Problem details: Below are the records; reproduce all of them exactly but without any images.

Information given:
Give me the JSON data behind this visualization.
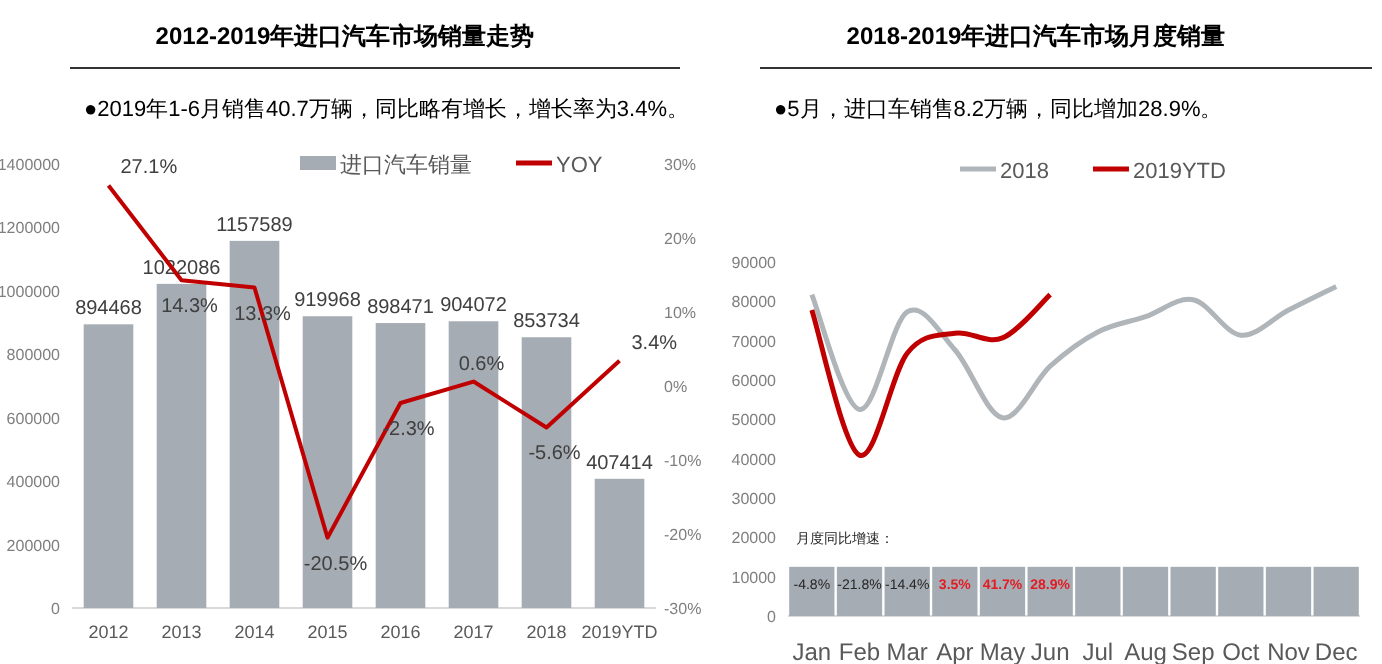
{
  "chart_data": [
    {
      "type": "bar",
      "title": "2012-2019年进口汽车市场销量走势",
      "subtitle": "●2019年1-6月销售40.7万辆，同比略有增长，增长率为3.4%。",
      "categories": [
        "2012",
        "2013",
        "2014",
        "2015",
        "2016",
        "2017",
        "2018",
        "2019YTD"
      ],
      "series": [
        {
          "name": "进口汽车销量",
          "type": "bar",
          "color": "#a6acb3",
          "values": [
            894468,
            1022086,
            1157589,
            919968,
            898471,
            904072,
            853734,
            407414
          ],
          "value_labels": [
            "894468",
            "1022086",
            "1157589",
            "919968",
            "898471",
            "904072",
            "853734",
            "407414"
          ]
        },
        {
          "name": "YOY",
          "type": "line",
          "axis": "y2",
          "color": "#c00000",
          "values": [
            27.1,
            14.3,
            13.3,
            -20.5,
            -2.3,
            0.6,
            -5.6,
            3.4
          ],
          "value_labels": [
            "27.1%",
            "14.3%",
            "13.3%",
            "-20.5%",
            "-2.3%",
            "0.6%",
            "-5.6%",
            "3.4%"
          ]
        }
      ],
      "ylim": [
        0,
        1400000
      ],
      "yticks": [
        0,
        200000,
        400000,
        600000,
        800000,
        1000000,
        1200000,
        1400000
      ],
      "y2lim": [
        -30,
        30
      ],
      "y2ticks": [
        {
          "value": -30,
          "label": "-30%"
        },
        {
          "value": -20,
          "label": "-20%"
        },
        {
          "value": -10,
          "label": "-10%"
        },
        {
          "value": 0,
          "label": "0%"
        },
        {
          "value": 10,
          "label": "10%"
        },
        {
          "value": 20,
          "label": "20%"
        },
        {
          "value": 30,
          "label": "30%"
        }
      ],
      "legend": "top",
      "grid": false
    },
    {
      "type": "line",
      "title": "2018-2019年进口汽车市场月度销量",
      "subtitle": "●5月，进口车销售8.2万辆，同比增加28.9%。",
      "categories": [
        "Jan",
        "Feb",
        "Mar",
        "Apr",
        "May",
        "Jun",
        "Jul",
        "Aug",
        "Sep",
        "Oct",
        "Nov",
        "Dec"
      ],
      "series": [
        {
          "name": "2018",
          "color": "#b0b5ba",
          "values": [
            81700,
            52500,
            77300,
            67700,
            50400,
            63500,
            72200,
            76100,
            80400,
            71400,
            77800,
            83800
          ]
        },
        {
          "name": "2019YTD",
          "color": "#c00000",
          "values": [
            77800,
            40900,
            66800,
            71900,
            70700,
            81700,
            null,
            null,
            null,
            null,
            null,
            null
          ]
        },
        {
          "type": "bar",
          "color": "#a6acb3",
          "values": [
            12500,
            12500,
            12500,
            12500,
            12500,
            12500,
            12500,
            12500,
            12500,
            12500,
            12500,
            12500
          ]
        }
      ],
      "ylim": [
        0,
        90000
      ],
      "yticks": [
        0,
        10000,
        20000,
        30000,
        40000,
        50000,
        60000,
        70000,
        80000,
        90000
      ],
      "annotations": [
        "月度同比增速：",
        "-4.8%",
        "-21.8%",
        "-14.4%",
        "3.5%",
        "41.7%",
        "28.9%"
      ],
      "legend": "top",
      "grid": false
    }
  ]
}
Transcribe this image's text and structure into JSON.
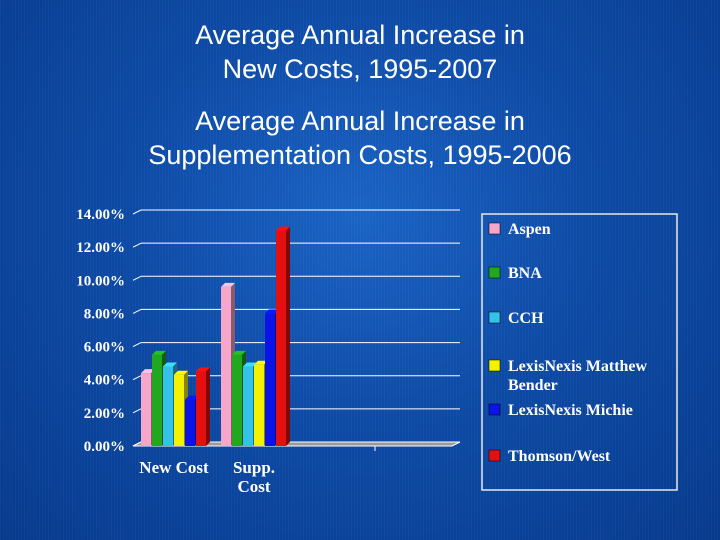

Task answer:
Give me the JSON data behind this visualization.
{
  "chart_data": [
    {
      "type": "bar",
      "title": "2012-2019年进口汽车市场销量走势",
      "subtitle": "●2019年1-6月销售40.7万辆，同比略有增长，增长率为3.4%。",
      "categories": [
        "2012",
        "2013",
        "2014",
        "2015",
        "2016",
        "2017",
        "2018",
        "2019YTD"
      ],
      "series": [
        {
          "name": "进口汽车销量",
          "type": "bar",
          "color": "#a6acb3",
          "values": [
            894468,
            1022086,
            1157589,
            919968,
            898471,
            904072,
            853734,
            407414
          ],
          "value_labels": [
            "894468",
            "1022086",
            "1157589",
            "919968",
            "898471",
            "904072",
            "853734",
            "407414"
          ]
        },
        {
          "name": "YOY",
          "type": "line",
          "axis": "y2",
          "color": "#c00000",
          "values": [
            27.1,
            14.3,
            13.3,
            -20.5,
            -2.3,
            0.6,
            -5.6,
            3.4
          ],
          "value_labels": [
            "27.1%",
            "14.3%",
            "13.3%",
            "-20.5%",
            "-2.3%",
            "0.6%",
            "-5.6%",
            "3.4%"
          ]
        }
      ],
      "ylim": [
        0,
        1400000
      ],
      "yticks": [
        0,
        200000,
        400000,
        600000,
        800000,
        1000000,
        1200000,
        1400000
      ],
      "y2lim": [
        -30,
        30
      ],
      "y2ticks": [
        {
          "value": -30,
          "label": "-30%"
        },
        {
          "value": -20,
          "label": "-20%"
        },
        {
          "value": -10,
          "label": "-10%"
        },
        {
          "value": 0,
          "label": "0%"
        },
        {
          "value": 10,
          "label": "10%"
        },
        {
          "value": 20,
          "label": "20%"
        },
        {
          "value": 30,
          "label": "30%"
        }
      ],
      "legend": "top",
      "grid": false
    },
    {
      "type": "line",
      "title": "2018-2019年进口汽车市场月度销量",
      "subtitle": "●5月，进口车销售8.2万辆，同比增加28.9%。",
      "categories": [
        "Jan",
        "Feb",
        "Mar",
        "Apr",
        "May",
        "Jun",
        "Jul",
        "Aug",
        "Sep",
        "Oct",
        "Nov",
        "Dec"
      ],
      "series": [
        {
          "name": "2018",
          "color": "#b0b5ba",
          "values": [
            81700,
            52500,
            77300,
            67700,
            50400,
            63500,
            72200,
            76100,
            80400,
            71400,
            77800,
            83800
          ]
        },
        {
          "name": "2019YTD",
          "color": "#c00000",
          "values": [
            77800,
            40900,
            66800,
            71900,
            70700,
            81700,
            null,
            null,
            null,
            null,
            null,
            null
          ]
        },
        {
          "type": "bar",
          "color": "#a6acb3",
          "values": [
            12500,
            12500,
            12500,
            12500,
            12500,
            12500,
            12500,
            12500,
            12500,
            12500,
            12500,
            12500
          ]
        }
      ],
      "ylim": [
        0,
        90000
      ],
      "yticks": [
        0,
        10000,
        20000,
        30000,
        40000,
        50000,
        60000,
        70000,
        80000,
        90000
      ],
      "annotations": [
        "月度同比增速：",
        "-4.8%",
        "-21.8%",
        "-14.4%",
        "3.5%",
        "41.7%",
        "28.9%"
      ],
      "legend": "top",
      "grid": false
    }
  ]
}
Transcribe this image's text and structure into JSON.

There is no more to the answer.